__PROBLEM TO WORK ON__. Please transcribe the records precisely; pictures stay out of your copy.

· · · · · · ·

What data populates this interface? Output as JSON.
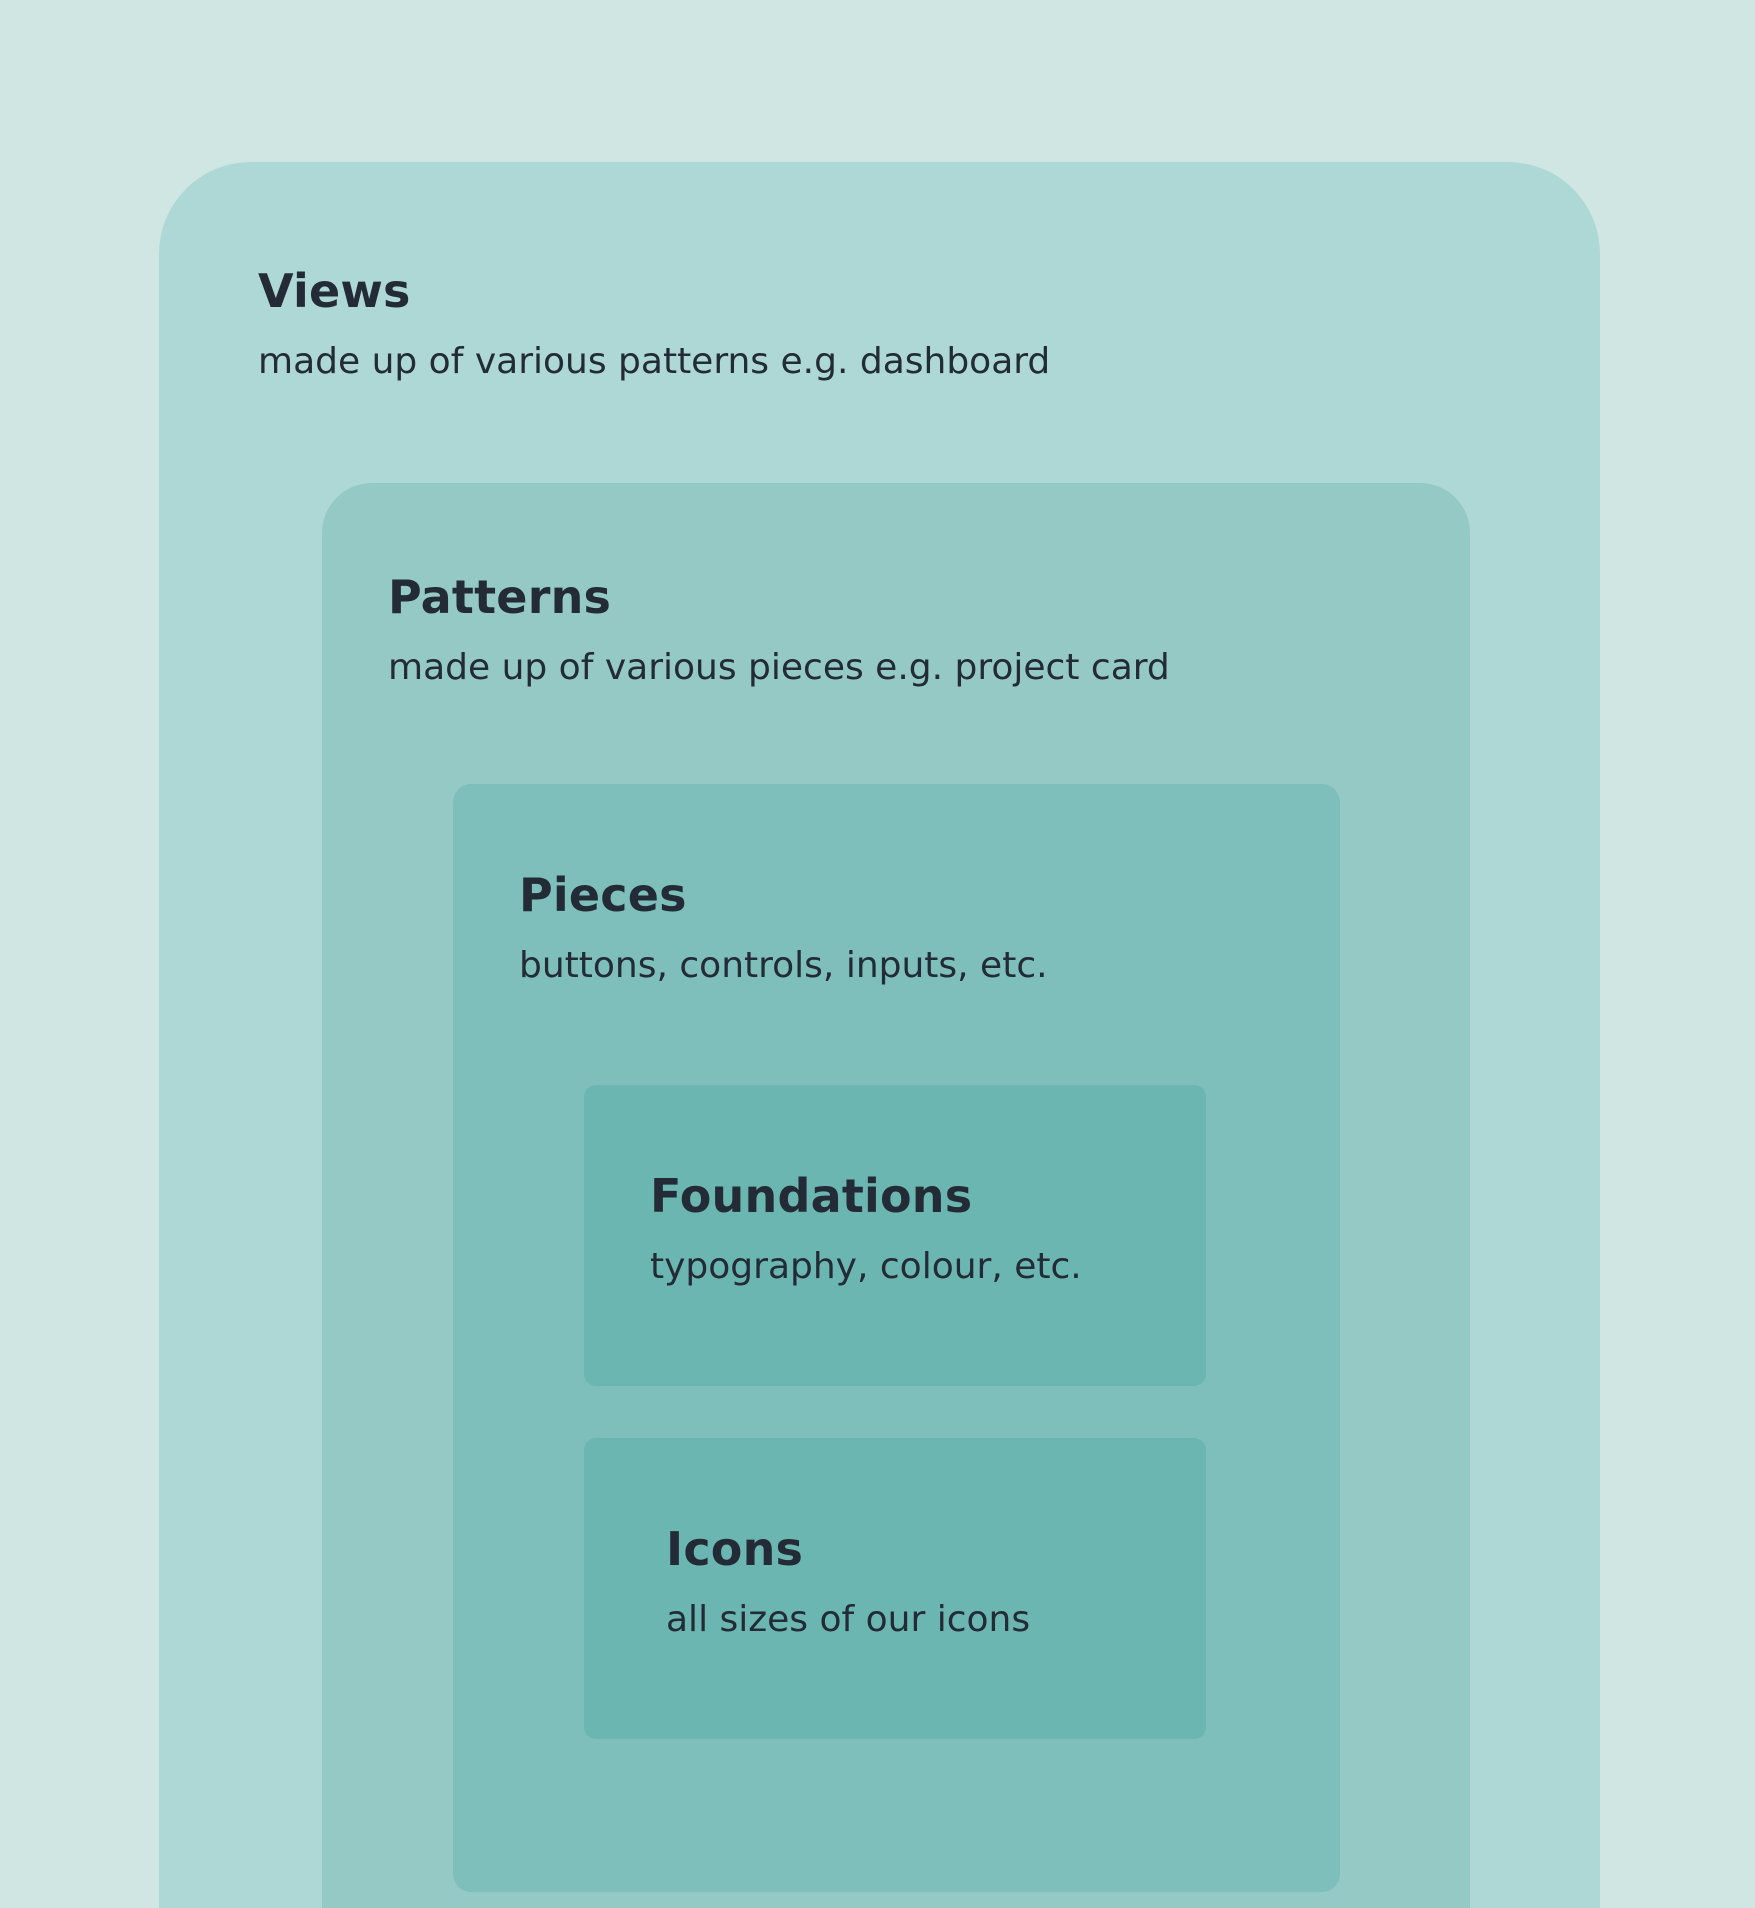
{
  "views": {
    "title": "Views",
    "description": "made up of various patterns e.g. dashboard"
  },
  "patterns": {
    "title": "Patterns",
    "description": "made up of various pieces e.g. project card"
  },
  "pieces": {
    "title": "Pieces",
    "description": "buttons, controls, inputs, etc."
  },
  "foundations": {
    "title": "Foundations",
    "description": "typography, colour, etc."
  },
  "icons": {
    "title": "Icons",
    "description": "all sizes of our icons"
  },
  "colors": {
    "background": "#cfe6e3",
    "views": "#add8d6",
    "patterns": "#94c9c6",
    "pieces": "#7ebfbb",
    "foundations": "#6bb6b1",
    "icons": "#6bb6b1",
    "text": "#232b36"
  }
}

· · · · · · ·

__EXERCISE OUTPUT__.
What data populates this interface? Output as JSON.
{
  "views": {
    "title": "Views",
    "description": "made up of various patterns e.g. dashboard"
  },
  "patterns": {
    "title": "Patterns",
    "description": "made up of various pieces e.g. project card"
  },
  "pieces": {
    "title": "Pieces",
    "description": "buttons, controls, inputs, etc."
  },
  "foundations": {
    "title": "Foundations",
    "description": "typography, colour, etc."
  },
  "icons": {
    "title": "Icons",
    "description": "all sizes of our icons"
  },
  "colors": {
    "background": "#cfe6e3",
    "views": "#add8d6",
    "patterns": "#94c9c6",
    "pieces": "#7ebfbb",
    "foundations": "#6bb6b1",
    "icons": "#6bb6b1",
    "text": "#232b36"
  }
}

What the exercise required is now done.